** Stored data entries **
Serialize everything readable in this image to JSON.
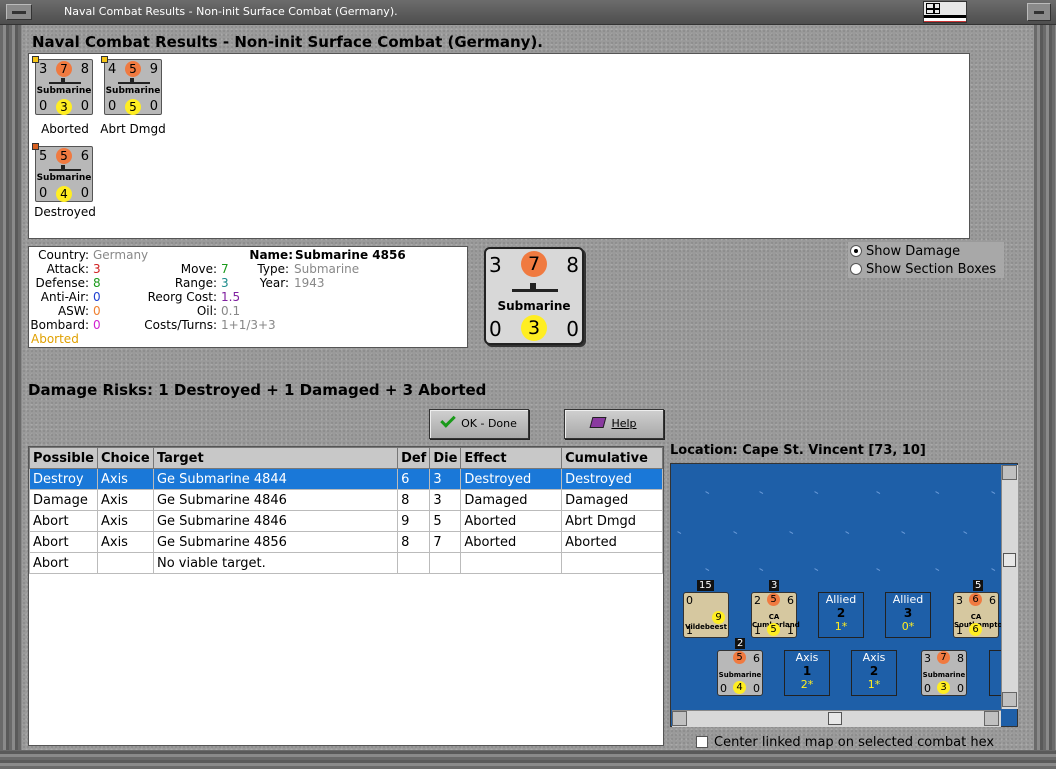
{
  "window": {
    "title": "Naval Combat Results - Non-init Surface Combat (Germany)."
  },
  "heading": "Naval Combat Results - Non-init Surface Combat (Germany).",
  "units": [
    {
      "tl": "3",
      "tc": "7",
      "tr": "8",
      "name": "Submarine",
      "bl": "0",
      "bc": "3",
      "br": "0",
      "status": "Aborted"
    },
    {
      "tl": "4",
      "tc": "5",
      "tr": "9",
      "name": "Submarine",
      "bl": "0",
      "bc": "5",
      "br": "0",
      "status": "Abrt Dmgd"
    },
    {
      "tl": "5",
      "tc": "5",
      "tr": "6",
      "name": "Submarine",
      "bl": "0",
      "bc": "4",
      "br": "0",
      "status": "Destroyed"
    }
  ],
  "info": {
    "country_label": "Country:",
    "country": "Germany",
    "attack_label": "Attack:",
    "attack": "3",
    "defense_label": "Defense:",
    "defense": "8",
    "antiair_label": "Anti-Air:",
    "antiair": "0",
    "asw_label": "ASW:",
    "asw": "0",
    "bombard_label": "Bombard:",
    "bombard": "0",
    "status": "Aborted",
    "move_label": "Move:",
    "move": "7",
    "range_label": "Range:",
    "range": "3",
    "reorg_label": "Reorg Cost:",
    "reorg": "1.5",
    "oil_label": "Oil:",
    "oil": "0.1",
    "costs_label": "Costs/Turns:",
    "costs": "1+1/3+3",
    "name_label": "Name:",
    "name": "Submarine 4856",
    "type_label": "Type:",
    "type": "Submarine",
    "year_label": "Year:",
    "year": "1943"
  },
  "big_counter": {
    "tl": "3",
    "tc": "7",
    "tr": "8",
    "name": "Submarine",
    "bl": "0",
    "bc": "3",
    "br": "0"
  },
  "options": {
    "show_damage": "Show Damage",
    "show_sections": "Show Section Boxes"
  },
  "damage_risks": "Damage Risks:  1 Destroyed + 1 Damaged + 3 Aborted",
  "buttons": {
    "ok": "OK - Done",
    "help": "Help"
  },
  "table": {
    "headers": [
      "Possible",
      "Choice",
      "Target",
      "Def",
      "Die",
      "Effect",
      "Cumulative"
    ],
    "rows": [
      [
        "Destroy",
        "Axis",
        "Ge Submarine 4844",
        "6",
        "3",
        "Destroyed",
        "Destroyed"
      ],
      [
        "Damage",
        "Axis",
        "Ge Submarine 4846",
        "8",
        "3",
        "Damaged",
        "Damaged"
      ],
      [
        "Abort",
        "Axis",
        "Ge Submarine 4846",
        "9",
        "5",
        "Aborted",
        "Abrt Dmgd"
      ],
      [
        "Abort",
        "Axis",
        "Ge Submarine 4856",
        "8",
        "7",
        "Aborted",
        "Aborted"
      ],
      [
        "Abort",
        "",
        "No viable target.",
        "",
        "",
        "",
        ""
      ]
    ]
  },
  "location": "Location:  Cape St. Vincent [73, 10]",
  "map": {
    "stacks": [
      {
        "badge": "15",
        "tl": "0",
        "name": "Vildebeest",
        "bl": "1",
        "bc": "9"
      },
      {
        "badge": "3",
        "tl": "2",
        "tc": "5",
        "tr": "6",
        "name": "CA Cumberland",
        "bl": "1",
        "bc": "5",
        "br": "1"
      },
      {
        "badge": "5",
        "tl": "3",
        "tc": "6",
        "tr": "6",
        "name": "CA Southampton",
        "bl": "1",
        "bc": "6",
        "br": ""
      },
      {
        "badge": "2",
        "tl": "",
        "tc": "5",
        "tr": "6",
        "name": "Submarine",
        "bl": "0",
        "bc": "4",
        "br": "0"
      },
      {
        "badge": "",
        "tl": "3",
        "tc": "7",
        "tr": "8",
        "name": "Submarine",
        "bl": "0",
        "bc": "3",
        "br": "0"
      }
    ],
    "boxes": [
      {
        "side": "Allied",
        "num": "2",
        "sub": "1*"
      },
      {
        "side": "Allied",
        "num": "3",
        "sub": "0*"
      },
      {
        "side": "Axis",
        "num": "1",
        "sub": "2*"
      },
      {
        "side": "Axis",
        "num": "2",
        "sub": "1*"
      }
    ],
    "partial_box_label": "A"
  },
  "center_map_label": "Center linked map on selected combat hex"
}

** REQUIREMENT **
Report how many lines in this data include the string "Germany", and nothing else.

** FULL ANSWER **
3